Problem to solve: Locate the string "Salamanca" in the records below. Copy every line where it occurs.

Listed entries:
──────────────────────────────
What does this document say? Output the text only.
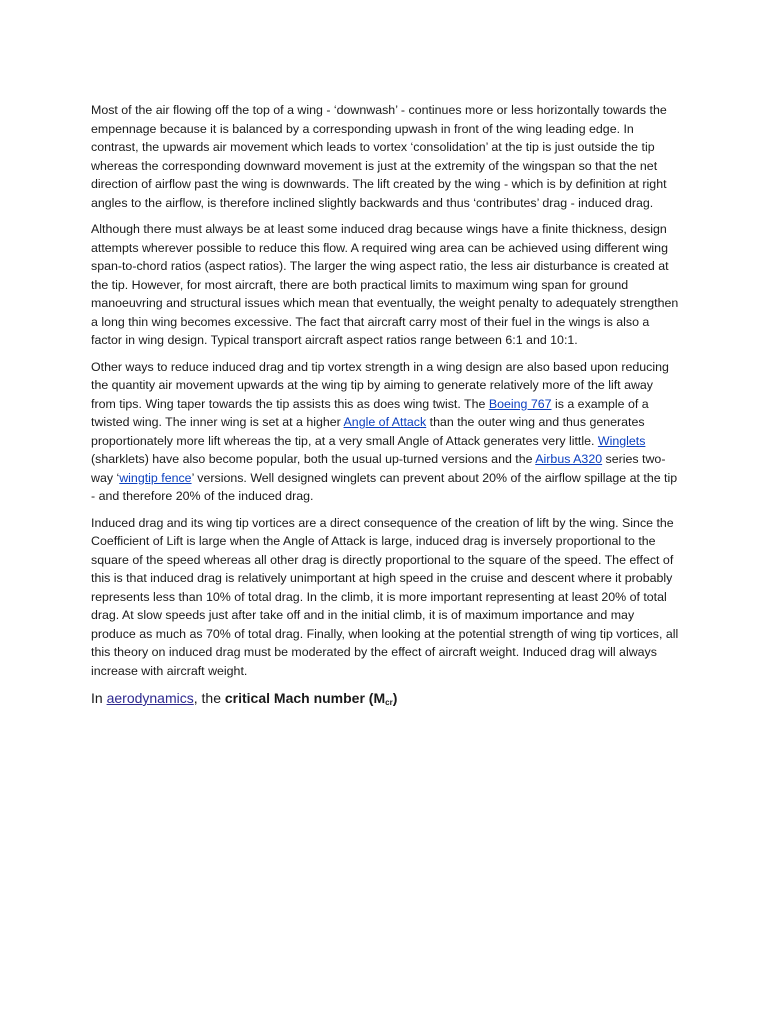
Most of the air flowing off the top of a wing - ‘downwash’ - continues more or less horizontally towards the empennage because it is balanced by a corresponding upwash in front of the wing leading edge. In contrast, the upwards air movement which leads to vortex ‘consolidation’ at the tip is just outside the tip whereas the corresponding downward movement is just at the extremity of the wingspan so that the net direction of airflow past the wing is downwards. The lift created by the wing - which is by definition at right angles to the airflow, is therefore inclined slightly backwards and thus ‘contributes’ drag - induced drag.

Although there must always be at least some induced drag because wings have a finite thickness, design attempts wherever possible to reduce this flow. A required wing area can be achieved using different wing span-to-chord ratios (aspect ratios). The larger the wing aspect ratio, the less air disturbance is created at the tip. However, for most aircraft, there are both practical limits to maximum wing span for ground manoeuvring and structural issues which mean that eventually, the weight penalty to adequately strengthen a long thin wing becomes excessive. The fact that aircraft carry most of their fuel in the wings is also a factor in wing design. Typical transport aircraft aspect ratios range between 6:1 and 10:1.

Other ways to reduce induced drag and tip vortex strength in a wing design are also based upon reducing the quantity air movement upwards at the wing tip by aiming to generate relatively more of the lift away from tips. Wing taper towards the tip assists this as does wing twist. The Boeing 767 is a example of a twisted wing. The inner wing is set at a higher Angle of Attack than the outer wing and thus generates proportionately more lift whereas the tip, at a very small Angle of Attack generates very little. Winglets (sharklets) have also become popular, both the usual up-turned versions and the Airbus A320 series two-way ‘wingtip fence’ versions. Well designed winglets can prevent about 20% of the airflow spillage at the tip - and therefore 20% of the induced drag.

Induced drag and its wing tip vortices are a direct consequence of the creation of lift by the wing. Since the Coefficient of Lift is large when the Angle of Attack is large, induced drag is inversely proportional to the square of the speed whereas all other drag is directly proportional to the square of the speed. The effect of this is that induced drag is relatively unimportant at high speed in the cruise and descent where it probably represents less than 10% of total drag. In the climb, it is more important representing at least 20% of total drag. At slow speeds just after take off and in the initial climb, it is of maximum importance and may produce as much as 70% of total drag. Finally, when looking at the potential strength of wing tip vortices, all this theory on induced drag must be moderated by the effect of aircraft weight. Induced drag will always increase with aircraft weight.

In aerodynamics, the critical Mach number $(M_{cr})$
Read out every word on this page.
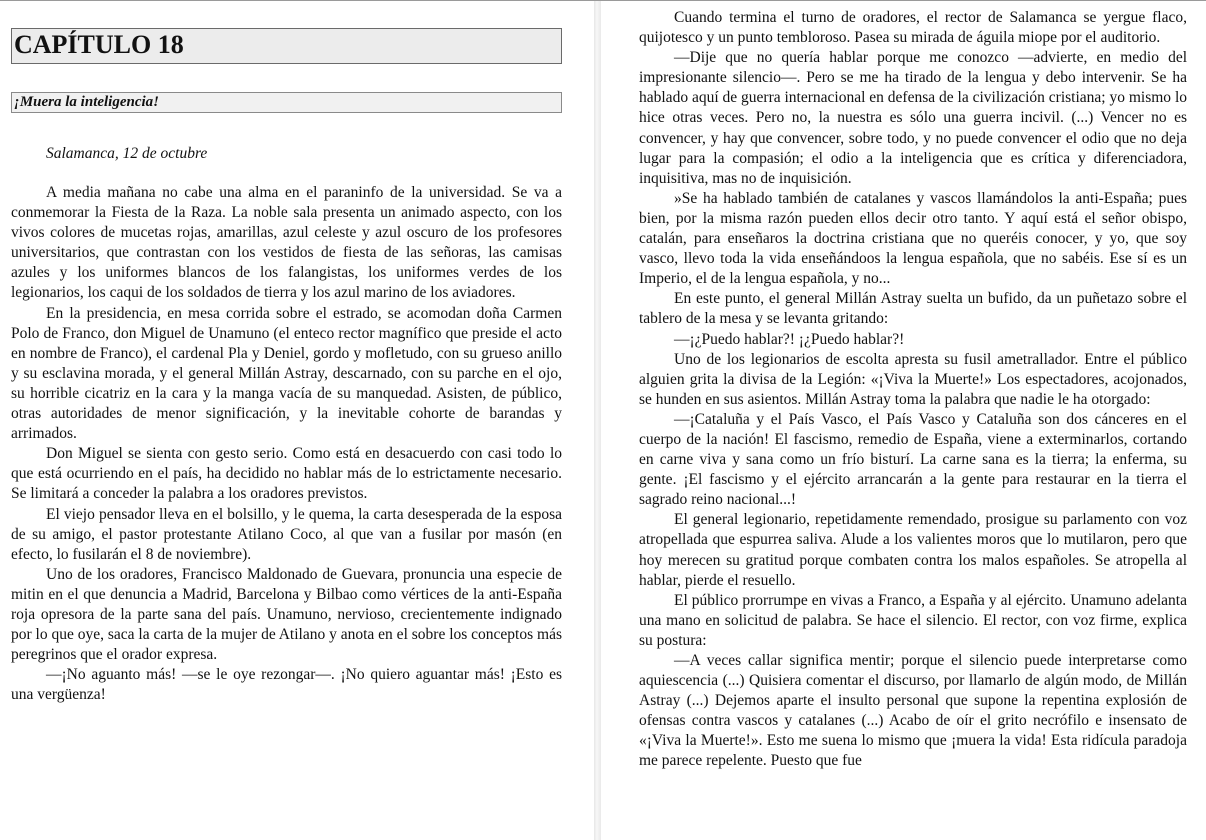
CAPÍTULO 18
¡Muera la inteligencia!
Salamanca, 12 de octubre

A media mañana no cabe una alma en el paraninfo de la universidad. Se va a conmemorar la Fiesta de la Raza. La noble sala presenta un animado aspecto, con los vivos colores de mucetas rojas, amarillas, azul celeste y azul oscuro de los profesores universitarios, que contrastan con los vestidos de fiesta de las señoras, las camisas azules y los uniformes blancos de los falangistas, los uniformes verdes de los legionarios, los caqui de los soldados de tierra y los azul marino de los aviadores.

En la presidencia, en mesa corrida sobre el estrado, se acomodan doña Carmen Polo de Franco, don Miguel de Unamuno (el enteco rector magnífico que preside el acto en nombre de Franco), el cardenal Pla y Deniel, gordo y mofletudo, con su grueso anillo y su esclavina morada, y el general Millán Astray, descarnado, con su parche en el ojo, su horrible cicatriz en la cara y la manga vacía de su manquedad. Asisten, de público, otras autoridades de menor significación, y la inevitable cohorte de barandas y arrimados.

Don Miguel se sienta con gesto serio. Como está en desacuerdo con casi todo lo que está ocurriendo en el país, ha decidido no hablar más de lo estrictamente necesario. Se limitará a conceder la palabra a los oradores previstos.

El viejo pensador lleva en el bolsillo, y le quema, la carta desesperada de la esposa de su amigo, el pastor protestante Atilano Coco, al que van a fusilar por masón (en efecto, lo fusilarán el 8 de noviembre).

Uno de los oradores, Francisco Maldonado de Guevara, pronuncia una especie de mitin en el que denuncia a Madrid, Barcelona y Bilbao como vértices de la anti-España roja opresora de la parte sana del país. Unamuno, nervioso, crecientemente indignado por lo que oye, saca la carta de la mujer de Atilano y anota en el sobre los conceptos más peregrinos que el orador expresa.

—¡No aguanto más! —se le oye rezongar—. ¡No quiero aguantar más! ¡Esto es una vergüenza!

Cuando termina el turno de oradores, el rector de Salamanca se yergue flaco, quijotesco y un punto tembloroso. Pasea su mirada de águila miope por el auditorio.

—Dije que no quería hablar porque me conozco —advierte, en medio del impresionante silencio—. Pero se me ha tirado de la lengua y debo intervenir. Se ha hablado aquí de guerra internacional en defensa de la civilización cristiana; yo mismo lo hice otras veces. Pero no, la nuestra es sólo una guerra incivil. (...) Vencer no es convencer, y hay que convencer, sobre todo, y no puede convencer el odio que no deja lugar para la compasión; el odio a la inteligencia que es crítica y diferenciadora, inquisitiva, mas no de inquisición.

»Se ha hablado también de catalanes y vascos llamándolos la anti-España; pues bien, por la misma razón pueden ellos decir otro tanto. Y aquí está el señor obispo, catalán, para enseñaros la doctrina cristiana que no queréis conocer, y yo, que soy vasco, llevo toda la vida enseñándoos la lengua española, que no sabéis. Ese sí es un Imperio, el de la lengua española, y no...

En este punto, el general Millán Astray suelta un bufido, da un puñetazo sobre el tablero de la mesa y se levanta gritando:

—¡¿Puedo hablar?! ¡¿Puedo hablar?!

Uno de los legionarios de escolta apresta su fusil ametrallador. Entre el público alguien grita la divisa de la Legión: «¡Viva la Muerte!» Los espectadores, acojonados, se hunden en sus asientos. Millán Astray toma la palabra que nadie le ha otorgado:

—¡Cataluña y el País Vasco, el País Vasco y Cataluña son dos cánceres en el cuerpo de la nación! El fascismo, remedio de España, viene a exterminarlos, cortando en carne viva y sana como un frío bisturí. La carne sana es la tierra; la enferma, su gente. ¡El fascismo y el ejército arrancarán a la gente para restaurar en la tierra el sagrado reino nacional...!

El general legionario, repetidamente remendado, prosigue su parlamento con voz atropellada que espurrea saliva. Alude a los valientes moros que lo mutilaron, pero que hoy merecen su gratitud porque combaten contra los malos españoles. Se atropella al hablar, pierde el resuello.

El público prorrumpe en vivas a Franco, a España y al ejército. Unamuno adelanta una mano en solicitud de palabra. Se hace el silencio. El rector, con voz firme, explica su postura:

—A veces callar significa mentir; porque el silencio puede interpretarse como aquiescencia (...) Quisiera comentar el discurso, por llamarlo de algún modo, de Millán Astray (...) Dejemos aparte el insulto personal que supone la repentina explosión de ofensas contra vascos y catalanes (...) Acabo de oír el grito necrófilo e insensato de «¡Viva la Muerte!». Esto me suena lo mismo que ¡muera la vida! Esta ridícula paradoja me parece repelente. Puesto que fue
──────────────────────────────
Task output:
Salamanca, 12 de octubre
Cuando termina el turno de oradores, el rector de Salamanca se yergue flaco, quijotesco y un punto tembloroso. Pasea su mirada de águila miope por el auditorio.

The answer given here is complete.